-- START EXERCISE INPUTS --
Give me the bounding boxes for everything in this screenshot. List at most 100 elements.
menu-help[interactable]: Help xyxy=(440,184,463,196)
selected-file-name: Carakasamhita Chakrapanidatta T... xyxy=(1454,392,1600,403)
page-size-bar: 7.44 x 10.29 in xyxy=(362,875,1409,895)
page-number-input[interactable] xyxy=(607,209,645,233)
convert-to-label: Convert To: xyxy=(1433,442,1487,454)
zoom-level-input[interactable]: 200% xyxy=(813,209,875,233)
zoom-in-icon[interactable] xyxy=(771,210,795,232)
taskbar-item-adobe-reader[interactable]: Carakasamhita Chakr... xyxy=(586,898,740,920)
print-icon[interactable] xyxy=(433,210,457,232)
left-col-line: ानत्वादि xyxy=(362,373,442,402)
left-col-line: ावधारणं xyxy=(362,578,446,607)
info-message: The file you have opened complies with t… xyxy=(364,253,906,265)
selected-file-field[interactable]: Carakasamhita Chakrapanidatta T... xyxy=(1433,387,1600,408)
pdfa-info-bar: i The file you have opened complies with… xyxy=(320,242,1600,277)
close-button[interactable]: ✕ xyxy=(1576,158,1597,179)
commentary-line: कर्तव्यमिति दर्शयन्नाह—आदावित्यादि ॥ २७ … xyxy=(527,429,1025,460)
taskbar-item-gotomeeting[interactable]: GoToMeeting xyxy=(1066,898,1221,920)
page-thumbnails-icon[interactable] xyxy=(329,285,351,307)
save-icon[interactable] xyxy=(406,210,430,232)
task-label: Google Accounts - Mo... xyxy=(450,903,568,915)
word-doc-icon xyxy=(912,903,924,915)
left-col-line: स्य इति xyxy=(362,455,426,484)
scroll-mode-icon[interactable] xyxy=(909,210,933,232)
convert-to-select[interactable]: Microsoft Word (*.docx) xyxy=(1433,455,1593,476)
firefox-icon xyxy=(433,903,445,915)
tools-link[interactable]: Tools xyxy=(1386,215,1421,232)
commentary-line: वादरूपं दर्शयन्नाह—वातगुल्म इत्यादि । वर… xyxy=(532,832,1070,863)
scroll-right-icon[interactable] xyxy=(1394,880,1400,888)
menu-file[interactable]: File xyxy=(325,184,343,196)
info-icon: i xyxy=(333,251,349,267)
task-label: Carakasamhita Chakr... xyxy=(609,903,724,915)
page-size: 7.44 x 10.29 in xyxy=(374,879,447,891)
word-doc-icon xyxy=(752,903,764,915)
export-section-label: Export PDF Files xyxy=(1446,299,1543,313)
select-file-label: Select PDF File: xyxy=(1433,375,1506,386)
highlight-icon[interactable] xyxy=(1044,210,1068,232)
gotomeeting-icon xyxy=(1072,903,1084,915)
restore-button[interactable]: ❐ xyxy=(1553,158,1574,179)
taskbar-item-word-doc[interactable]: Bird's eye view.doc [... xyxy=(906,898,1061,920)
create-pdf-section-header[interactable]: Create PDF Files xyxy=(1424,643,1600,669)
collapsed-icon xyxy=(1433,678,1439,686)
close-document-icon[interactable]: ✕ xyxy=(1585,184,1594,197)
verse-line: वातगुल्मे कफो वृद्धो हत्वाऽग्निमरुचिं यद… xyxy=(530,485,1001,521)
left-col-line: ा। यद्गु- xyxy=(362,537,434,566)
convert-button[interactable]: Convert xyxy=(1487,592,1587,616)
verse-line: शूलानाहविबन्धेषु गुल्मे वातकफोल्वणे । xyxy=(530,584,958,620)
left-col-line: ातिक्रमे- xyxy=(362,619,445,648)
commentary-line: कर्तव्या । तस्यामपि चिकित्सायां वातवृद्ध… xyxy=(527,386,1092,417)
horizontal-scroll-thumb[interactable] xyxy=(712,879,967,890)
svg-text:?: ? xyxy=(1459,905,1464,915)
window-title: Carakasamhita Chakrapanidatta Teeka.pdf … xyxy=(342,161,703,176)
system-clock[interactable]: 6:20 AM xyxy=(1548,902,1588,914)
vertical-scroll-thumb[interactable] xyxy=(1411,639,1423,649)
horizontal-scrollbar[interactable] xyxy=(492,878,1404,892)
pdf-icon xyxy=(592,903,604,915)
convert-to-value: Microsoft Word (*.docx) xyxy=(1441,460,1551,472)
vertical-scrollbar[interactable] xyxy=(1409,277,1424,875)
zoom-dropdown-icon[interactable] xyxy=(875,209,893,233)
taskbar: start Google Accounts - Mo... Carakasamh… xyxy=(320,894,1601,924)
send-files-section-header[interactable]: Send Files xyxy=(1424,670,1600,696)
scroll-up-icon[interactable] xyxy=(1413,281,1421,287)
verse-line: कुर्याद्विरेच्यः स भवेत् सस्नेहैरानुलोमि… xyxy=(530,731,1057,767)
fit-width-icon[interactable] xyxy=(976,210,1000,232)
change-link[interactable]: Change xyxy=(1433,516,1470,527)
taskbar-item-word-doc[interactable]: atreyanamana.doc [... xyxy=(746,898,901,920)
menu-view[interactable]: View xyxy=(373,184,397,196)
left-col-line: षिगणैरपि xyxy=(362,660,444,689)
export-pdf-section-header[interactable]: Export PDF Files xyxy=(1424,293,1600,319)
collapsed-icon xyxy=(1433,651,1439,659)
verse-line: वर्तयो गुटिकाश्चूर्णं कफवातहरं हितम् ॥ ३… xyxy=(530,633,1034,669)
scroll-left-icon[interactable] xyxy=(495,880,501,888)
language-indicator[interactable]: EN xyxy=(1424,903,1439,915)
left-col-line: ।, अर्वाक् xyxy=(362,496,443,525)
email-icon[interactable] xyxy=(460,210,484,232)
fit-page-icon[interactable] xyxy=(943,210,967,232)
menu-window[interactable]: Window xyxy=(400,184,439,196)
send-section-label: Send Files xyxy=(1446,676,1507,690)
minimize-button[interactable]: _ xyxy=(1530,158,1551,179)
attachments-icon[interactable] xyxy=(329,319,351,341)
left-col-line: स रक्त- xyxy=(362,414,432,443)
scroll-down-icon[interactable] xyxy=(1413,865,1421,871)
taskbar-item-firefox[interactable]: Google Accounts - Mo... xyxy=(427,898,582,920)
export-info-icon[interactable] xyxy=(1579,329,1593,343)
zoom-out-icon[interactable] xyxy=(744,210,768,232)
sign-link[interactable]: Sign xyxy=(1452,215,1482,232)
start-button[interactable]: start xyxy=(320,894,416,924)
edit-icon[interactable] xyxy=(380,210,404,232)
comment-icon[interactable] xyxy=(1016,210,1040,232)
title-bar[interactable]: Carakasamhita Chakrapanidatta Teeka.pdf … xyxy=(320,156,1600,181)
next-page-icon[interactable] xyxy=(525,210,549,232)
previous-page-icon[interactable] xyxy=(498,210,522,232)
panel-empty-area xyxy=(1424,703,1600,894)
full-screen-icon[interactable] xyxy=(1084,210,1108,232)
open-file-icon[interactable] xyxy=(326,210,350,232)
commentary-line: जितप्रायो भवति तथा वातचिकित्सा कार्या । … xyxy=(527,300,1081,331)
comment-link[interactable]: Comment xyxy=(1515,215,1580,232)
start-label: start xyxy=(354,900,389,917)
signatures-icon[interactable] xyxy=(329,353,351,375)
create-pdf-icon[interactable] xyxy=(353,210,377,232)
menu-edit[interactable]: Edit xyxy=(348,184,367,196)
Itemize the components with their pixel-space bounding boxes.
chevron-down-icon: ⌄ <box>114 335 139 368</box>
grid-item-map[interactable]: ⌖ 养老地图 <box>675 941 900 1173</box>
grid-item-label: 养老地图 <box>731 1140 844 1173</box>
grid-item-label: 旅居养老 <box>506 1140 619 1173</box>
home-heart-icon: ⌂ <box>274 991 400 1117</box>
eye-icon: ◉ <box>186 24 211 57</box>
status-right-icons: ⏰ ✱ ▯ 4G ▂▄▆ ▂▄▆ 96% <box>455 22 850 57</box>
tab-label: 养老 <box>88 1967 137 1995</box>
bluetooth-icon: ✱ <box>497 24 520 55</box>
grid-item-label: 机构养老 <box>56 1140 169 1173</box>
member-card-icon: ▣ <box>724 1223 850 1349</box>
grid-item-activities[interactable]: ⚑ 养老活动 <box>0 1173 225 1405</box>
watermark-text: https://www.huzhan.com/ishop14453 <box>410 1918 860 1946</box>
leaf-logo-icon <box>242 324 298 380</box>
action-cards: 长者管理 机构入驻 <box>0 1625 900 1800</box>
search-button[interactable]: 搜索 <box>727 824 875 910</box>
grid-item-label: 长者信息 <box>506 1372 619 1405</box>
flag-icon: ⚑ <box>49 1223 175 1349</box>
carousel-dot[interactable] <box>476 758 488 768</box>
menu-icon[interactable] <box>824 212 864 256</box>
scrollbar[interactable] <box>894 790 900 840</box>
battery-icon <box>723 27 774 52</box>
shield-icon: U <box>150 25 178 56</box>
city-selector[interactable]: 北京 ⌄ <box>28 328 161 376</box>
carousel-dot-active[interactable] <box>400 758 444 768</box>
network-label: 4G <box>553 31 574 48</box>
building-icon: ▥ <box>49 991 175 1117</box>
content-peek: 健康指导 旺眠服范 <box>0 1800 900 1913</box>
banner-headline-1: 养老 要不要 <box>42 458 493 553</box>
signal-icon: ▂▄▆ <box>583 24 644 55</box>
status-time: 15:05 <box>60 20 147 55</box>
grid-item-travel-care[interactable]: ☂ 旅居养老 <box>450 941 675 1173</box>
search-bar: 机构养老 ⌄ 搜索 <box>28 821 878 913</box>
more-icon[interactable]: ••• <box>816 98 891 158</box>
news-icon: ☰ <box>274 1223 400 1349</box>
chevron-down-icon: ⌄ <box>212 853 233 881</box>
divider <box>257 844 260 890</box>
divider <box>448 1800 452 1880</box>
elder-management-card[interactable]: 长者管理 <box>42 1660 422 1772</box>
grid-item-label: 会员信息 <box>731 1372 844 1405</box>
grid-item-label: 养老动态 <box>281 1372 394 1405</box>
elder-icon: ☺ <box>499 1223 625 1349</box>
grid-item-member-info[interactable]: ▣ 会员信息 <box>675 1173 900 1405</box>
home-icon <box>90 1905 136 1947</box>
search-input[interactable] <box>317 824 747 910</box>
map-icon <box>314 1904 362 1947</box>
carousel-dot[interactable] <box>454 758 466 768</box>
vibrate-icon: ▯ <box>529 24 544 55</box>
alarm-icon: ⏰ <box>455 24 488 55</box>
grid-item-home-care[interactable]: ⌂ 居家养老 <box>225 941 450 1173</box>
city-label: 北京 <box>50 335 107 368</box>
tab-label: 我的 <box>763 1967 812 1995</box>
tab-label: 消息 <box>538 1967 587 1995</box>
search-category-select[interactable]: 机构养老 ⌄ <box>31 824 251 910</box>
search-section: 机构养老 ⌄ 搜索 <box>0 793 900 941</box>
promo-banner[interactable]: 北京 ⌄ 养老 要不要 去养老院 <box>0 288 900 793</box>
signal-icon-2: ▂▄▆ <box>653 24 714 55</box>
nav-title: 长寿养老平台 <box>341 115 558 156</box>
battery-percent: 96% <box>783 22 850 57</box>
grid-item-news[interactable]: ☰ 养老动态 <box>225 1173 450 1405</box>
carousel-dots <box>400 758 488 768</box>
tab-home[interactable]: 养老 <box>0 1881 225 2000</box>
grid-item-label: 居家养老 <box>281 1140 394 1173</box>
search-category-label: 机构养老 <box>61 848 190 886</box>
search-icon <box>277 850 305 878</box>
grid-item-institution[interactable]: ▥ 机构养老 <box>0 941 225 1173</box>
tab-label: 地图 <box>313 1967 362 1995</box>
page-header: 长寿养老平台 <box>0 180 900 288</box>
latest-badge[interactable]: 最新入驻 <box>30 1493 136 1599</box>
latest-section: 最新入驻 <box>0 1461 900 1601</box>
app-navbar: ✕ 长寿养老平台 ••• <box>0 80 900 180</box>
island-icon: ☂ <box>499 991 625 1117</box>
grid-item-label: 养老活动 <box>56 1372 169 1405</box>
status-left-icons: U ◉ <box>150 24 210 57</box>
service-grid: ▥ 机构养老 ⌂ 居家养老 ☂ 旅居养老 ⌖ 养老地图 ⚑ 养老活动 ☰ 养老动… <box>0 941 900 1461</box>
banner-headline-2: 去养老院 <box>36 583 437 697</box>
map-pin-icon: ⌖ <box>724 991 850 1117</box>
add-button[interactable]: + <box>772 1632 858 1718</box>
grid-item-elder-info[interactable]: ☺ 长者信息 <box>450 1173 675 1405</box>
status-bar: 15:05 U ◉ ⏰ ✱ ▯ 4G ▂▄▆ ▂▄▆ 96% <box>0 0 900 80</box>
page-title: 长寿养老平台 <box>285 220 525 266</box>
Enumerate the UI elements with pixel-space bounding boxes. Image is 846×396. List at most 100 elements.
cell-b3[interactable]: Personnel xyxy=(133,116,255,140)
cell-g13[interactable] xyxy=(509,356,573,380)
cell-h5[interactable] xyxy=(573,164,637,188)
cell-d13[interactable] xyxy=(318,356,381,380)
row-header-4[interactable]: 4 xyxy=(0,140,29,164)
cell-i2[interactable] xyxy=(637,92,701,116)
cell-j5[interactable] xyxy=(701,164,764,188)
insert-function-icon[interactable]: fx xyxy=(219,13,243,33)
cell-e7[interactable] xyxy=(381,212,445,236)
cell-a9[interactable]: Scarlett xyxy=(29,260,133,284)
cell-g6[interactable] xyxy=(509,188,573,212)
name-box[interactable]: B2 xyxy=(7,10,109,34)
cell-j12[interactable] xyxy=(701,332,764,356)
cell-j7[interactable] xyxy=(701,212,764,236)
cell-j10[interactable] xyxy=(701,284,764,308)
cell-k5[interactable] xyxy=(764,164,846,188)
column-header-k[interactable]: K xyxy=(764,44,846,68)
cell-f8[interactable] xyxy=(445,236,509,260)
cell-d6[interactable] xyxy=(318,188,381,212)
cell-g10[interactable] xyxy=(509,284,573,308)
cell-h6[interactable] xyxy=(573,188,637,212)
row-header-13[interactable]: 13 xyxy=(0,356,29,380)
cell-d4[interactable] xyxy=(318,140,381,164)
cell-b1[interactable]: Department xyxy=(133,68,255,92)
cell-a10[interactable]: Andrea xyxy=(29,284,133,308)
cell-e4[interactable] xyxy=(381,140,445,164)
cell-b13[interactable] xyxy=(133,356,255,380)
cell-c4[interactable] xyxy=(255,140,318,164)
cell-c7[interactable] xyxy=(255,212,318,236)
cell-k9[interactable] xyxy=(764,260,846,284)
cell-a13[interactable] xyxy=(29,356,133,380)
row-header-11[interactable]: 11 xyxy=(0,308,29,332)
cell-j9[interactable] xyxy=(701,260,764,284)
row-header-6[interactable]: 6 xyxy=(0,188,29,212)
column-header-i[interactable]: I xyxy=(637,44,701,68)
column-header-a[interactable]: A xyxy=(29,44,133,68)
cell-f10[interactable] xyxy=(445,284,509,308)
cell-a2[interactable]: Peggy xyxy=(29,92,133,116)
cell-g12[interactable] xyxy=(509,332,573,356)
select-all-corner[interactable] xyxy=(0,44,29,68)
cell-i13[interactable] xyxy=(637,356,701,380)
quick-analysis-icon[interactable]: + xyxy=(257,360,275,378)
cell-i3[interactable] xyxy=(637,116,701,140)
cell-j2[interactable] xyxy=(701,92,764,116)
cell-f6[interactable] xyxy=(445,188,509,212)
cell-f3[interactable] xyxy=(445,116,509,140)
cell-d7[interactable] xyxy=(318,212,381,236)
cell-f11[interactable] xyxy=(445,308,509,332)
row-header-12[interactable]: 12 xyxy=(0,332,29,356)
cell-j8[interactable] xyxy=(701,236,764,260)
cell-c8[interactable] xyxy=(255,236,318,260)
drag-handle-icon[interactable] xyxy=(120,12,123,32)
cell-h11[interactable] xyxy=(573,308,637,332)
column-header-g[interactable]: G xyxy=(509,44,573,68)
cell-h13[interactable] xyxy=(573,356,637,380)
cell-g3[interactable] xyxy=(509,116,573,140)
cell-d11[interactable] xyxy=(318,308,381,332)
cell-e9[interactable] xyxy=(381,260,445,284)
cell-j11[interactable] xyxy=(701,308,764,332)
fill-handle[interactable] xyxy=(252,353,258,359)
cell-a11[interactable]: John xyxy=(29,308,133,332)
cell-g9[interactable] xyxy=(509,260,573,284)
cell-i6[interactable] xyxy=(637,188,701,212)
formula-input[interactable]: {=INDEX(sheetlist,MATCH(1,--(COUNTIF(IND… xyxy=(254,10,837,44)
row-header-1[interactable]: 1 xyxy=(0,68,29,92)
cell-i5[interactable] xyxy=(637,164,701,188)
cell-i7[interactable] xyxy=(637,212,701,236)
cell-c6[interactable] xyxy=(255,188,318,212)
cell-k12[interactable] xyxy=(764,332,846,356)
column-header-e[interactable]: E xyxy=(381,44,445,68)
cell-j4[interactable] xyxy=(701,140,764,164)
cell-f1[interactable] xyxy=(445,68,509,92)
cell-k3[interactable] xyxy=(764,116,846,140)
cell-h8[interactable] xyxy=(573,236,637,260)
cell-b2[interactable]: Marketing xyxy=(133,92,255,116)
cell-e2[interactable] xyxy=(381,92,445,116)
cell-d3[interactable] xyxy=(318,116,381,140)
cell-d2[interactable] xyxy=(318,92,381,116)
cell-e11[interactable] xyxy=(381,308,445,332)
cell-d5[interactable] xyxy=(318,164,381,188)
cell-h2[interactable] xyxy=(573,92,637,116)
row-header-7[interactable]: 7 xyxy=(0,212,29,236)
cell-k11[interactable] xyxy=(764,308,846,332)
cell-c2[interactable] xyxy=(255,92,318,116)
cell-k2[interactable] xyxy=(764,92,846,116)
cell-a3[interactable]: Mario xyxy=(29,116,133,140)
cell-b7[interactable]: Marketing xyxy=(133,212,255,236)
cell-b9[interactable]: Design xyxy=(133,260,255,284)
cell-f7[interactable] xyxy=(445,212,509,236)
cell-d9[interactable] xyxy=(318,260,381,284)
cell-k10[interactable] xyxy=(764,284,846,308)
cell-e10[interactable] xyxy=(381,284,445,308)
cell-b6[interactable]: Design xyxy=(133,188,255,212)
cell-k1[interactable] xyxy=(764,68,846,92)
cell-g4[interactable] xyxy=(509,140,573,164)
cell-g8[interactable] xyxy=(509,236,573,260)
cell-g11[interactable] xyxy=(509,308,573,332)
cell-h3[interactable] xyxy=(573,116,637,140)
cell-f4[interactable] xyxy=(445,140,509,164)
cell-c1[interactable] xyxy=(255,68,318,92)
-- END EXERCISE INPUTS --
Give the rows from the start through the line holding "convert-to-label: Convert To: xyxy=(1433,442,1487,454)", inclusive, again, swapping "screenshot" for "screen capture" and keeping everything else unchanged.

**RESPONSE TO THE TASK:**
Give me the bounding boxes for everything in this screen capture. List at most 100 elements.
menu-help[interactable]: Help xyxy=(440,184,463,196)
selected-file-name: Carakasamhita Chakrapanidatta T... xyxy=(1454,392,1600,403)
page-size-bar: 7.44 x 10.29 in xyxy=(362,875,1409,895)
page-number-input[interactable] xyxy=(607,209,645,233)
convert-to-label: Convert To: xyxy=(1433,442,1487,454)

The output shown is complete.